### What is expected
Locate all lines with the word "corte". Copy them.
##############################
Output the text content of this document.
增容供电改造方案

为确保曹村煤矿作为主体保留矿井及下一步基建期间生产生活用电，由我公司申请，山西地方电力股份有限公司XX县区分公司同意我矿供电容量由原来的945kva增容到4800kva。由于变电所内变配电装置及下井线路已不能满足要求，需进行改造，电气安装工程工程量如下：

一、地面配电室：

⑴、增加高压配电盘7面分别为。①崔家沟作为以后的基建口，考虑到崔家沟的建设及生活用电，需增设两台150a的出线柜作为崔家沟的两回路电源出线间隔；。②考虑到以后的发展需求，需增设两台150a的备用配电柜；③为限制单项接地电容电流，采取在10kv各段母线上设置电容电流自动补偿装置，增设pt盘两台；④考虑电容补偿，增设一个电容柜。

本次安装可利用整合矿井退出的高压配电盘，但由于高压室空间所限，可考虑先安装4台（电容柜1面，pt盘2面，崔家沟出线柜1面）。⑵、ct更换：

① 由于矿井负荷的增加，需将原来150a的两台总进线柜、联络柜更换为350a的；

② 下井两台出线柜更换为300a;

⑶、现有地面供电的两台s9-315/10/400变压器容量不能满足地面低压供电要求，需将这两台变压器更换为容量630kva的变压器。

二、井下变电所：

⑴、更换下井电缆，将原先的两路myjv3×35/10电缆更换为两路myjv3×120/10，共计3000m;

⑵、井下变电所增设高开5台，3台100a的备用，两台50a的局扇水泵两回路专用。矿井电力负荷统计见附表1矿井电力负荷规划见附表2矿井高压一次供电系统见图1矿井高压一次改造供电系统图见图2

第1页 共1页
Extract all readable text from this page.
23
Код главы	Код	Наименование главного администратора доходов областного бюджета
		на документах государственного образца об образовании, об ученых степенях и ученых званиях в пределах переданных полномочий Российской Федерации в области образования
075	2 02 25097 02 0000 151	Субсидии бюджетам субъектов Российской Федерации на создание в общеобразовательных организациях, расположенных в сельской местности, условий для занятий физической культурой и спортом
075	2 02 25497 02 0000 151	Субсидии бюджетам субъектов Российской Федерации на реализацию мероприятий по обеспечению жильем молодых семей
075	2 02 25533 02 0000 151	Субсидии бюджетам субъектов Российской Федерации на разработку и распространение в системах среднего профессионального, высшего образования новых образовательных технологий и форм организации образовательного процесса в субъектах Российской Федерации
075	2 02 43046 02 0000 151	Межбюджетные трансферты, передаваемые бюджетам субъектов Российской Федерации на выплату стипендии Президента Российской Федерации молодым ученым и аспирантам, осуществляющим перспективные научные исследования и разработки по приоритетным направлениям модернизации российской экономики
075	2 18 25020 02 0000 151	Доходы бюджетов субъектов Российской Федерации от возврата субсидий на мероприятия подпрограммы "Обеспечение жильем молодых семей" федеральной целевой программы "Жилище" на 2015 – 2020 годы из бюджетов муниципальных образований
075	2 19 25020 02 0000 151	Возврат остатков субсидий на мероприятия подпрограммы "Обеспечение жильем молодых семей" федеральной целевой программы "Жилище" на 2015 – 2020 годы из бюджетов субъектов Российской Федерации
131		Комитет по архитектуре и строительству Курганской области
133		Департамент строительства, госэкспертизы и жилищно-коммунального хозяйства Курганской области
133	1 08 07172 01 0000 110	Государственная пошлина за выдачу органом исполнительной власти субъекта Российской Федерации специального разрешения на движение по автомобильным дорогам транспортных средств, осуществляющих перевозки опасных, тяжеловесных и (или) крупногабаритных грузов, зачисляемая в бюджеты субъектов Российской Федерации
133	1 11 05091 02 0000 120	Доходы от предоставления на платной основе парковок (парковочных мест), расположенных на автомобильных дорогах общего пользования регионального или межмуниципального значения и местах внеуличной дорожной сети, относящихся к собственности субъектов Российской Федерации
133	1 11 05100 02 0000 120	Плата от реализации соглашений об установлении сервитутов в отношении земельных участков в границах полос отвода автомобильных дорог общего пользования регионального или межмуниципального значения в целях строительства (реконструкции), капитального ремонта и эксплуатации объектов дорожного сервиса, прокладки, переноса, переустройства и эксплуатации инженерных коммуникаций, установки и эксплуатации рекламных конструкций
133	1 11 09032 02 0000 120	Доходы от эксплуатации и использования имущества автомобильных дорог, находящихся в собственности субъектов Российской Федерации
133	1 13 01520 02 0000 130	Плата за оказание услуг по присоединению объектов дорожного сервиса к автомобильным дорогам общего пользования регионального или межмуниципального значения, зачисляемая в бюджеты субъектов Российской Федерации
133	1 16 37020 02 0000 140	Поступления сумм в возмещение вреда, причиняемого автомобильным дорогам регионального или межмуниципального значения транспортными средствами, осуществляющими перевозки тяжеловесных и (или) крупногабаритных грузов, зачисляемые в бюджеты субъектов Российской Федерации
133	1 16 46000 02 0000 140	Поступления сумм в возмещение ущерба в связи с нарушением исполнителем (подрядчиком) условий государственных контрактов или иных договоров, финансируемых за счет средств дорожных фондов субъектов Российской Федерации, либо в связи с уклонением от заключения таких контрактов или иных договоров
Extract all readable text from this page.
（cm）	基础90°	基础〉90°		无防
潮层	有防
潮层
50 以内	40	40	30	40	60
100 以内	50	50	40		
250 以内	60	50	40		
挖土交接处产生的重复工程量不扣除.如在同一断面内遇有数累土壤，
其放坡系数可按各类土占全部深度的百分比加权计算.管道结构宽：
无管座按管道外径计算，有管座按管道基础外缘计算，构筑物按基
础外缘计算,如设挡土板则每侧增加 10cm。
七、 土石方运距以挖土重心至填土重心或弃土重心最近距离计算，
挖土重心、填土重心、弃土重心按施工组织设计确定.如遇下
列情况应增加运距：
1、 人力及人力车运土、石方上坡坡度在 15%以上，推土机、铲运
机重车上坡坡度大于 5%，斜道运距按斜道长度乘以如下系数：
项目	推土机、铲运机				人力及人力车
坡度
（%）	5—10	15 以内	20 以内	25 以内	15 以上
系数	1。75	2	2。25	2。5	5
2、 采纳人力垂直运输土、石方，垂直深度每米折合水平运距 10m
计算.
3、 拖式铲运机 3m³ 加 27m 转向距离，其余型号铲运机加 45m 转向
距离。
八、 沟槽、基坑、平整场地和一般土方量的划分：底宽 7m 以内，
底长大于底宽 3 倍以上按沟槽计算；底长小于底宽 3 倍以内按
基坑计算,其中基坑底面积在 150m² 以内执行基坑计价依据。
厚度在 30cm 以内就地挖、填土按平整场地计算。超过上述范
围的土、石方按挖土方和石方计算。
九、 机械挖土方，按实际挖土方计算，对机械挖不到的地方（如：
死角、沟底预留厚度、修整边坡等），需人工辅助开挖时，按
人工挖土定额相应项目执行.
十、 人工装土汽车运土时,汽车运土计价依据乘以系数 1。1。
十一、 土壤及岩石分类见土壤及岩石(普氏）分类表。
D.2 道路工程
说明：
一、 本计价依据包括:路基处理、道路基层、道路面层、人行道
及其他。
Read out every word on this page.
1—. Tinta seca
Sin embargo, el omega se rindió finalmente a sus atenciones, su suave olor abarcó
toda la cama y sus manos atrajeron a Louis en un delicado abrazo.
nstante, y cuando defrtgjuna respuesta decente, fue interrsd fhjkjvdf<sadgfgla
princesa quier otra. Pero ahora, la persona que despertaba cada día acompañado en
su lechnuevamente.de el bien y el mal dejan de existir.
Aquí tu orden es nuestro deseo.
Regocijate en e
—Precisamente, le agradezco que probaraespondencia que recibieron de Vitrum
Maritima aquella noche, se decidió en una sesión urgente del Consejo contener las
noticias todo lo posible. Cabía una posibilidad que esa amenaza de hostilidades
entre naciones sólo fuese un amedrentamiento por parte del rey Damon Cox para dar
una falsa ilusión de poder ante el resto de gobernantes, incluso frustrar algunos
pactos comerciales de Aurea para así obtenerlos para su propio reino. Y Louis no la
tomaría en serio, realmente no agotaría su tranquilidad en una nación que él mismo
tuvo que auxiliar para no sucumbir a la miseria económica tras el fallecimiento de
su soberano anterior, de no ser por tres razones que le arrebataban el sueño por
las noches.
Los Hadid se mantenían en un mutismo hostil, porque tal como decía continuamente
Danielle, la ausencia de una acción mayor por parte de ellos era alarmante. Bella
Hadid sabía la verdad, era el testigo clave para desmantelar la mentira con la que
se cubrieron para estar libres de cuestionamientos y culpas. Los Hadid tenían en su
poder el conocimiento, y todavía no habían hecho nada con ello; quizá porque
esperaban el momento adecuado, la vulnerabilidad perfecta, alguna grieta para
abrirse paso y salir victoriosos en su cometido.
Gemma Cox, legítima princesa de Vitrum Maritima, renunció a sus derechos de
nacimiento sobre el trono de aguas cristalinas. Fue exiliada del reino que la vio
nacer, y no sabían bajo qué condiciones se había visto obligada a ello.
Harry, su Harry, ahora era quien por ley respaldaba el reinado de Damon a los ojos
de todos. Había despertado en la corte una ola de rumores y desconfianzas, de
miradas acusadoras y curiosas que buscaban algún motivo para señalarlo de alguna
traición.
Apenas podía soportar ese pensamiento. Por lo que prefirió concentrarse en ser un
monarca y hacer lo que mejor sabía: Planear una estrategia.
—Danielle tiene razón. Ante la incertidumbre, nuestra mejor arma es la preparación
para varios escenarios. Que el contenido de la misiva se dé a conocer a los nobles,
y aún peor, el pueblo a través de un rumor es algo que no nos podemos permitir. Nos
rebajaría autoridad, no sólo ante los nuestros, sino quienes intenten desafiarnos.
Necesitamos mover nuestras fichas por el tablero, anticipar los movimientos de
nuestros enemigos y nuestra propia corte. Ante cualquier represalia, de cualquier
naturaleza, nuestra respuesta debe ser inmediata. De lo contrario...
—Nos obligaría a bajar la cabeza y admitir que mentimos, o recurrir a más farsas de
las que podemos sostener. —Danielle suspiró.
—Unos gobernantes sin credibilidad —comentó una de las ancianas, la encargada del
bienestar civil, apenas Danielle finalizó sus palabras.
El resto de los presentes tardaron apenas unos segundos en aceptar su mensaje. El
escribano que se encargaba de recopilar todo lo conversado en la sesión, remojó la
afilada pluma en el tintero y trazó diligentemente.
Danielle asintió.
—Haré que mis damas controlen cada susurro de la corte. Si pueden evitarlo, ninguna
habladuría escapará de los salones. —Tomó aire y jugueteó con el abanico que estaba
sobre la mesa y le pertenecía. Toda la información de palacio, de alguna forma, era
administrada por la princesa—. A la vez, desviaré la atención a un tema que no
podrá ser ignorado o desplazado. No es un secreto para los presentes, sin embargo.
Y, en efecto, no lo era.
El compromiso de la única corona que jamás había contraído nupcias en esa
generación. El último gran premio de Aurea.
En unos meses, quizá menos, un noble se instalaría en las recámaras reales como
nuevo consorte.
##############################
### Reply to the task
de todos. Había despertado en la corte una ola de rumores y desconfianzas, de
nuestros enemigos y nuestra propia corte. Ante cualquier represalia, de cualquier
—Haré que mis damas controlen cada susurro de la corte. Si pueden evitarlo, ninguna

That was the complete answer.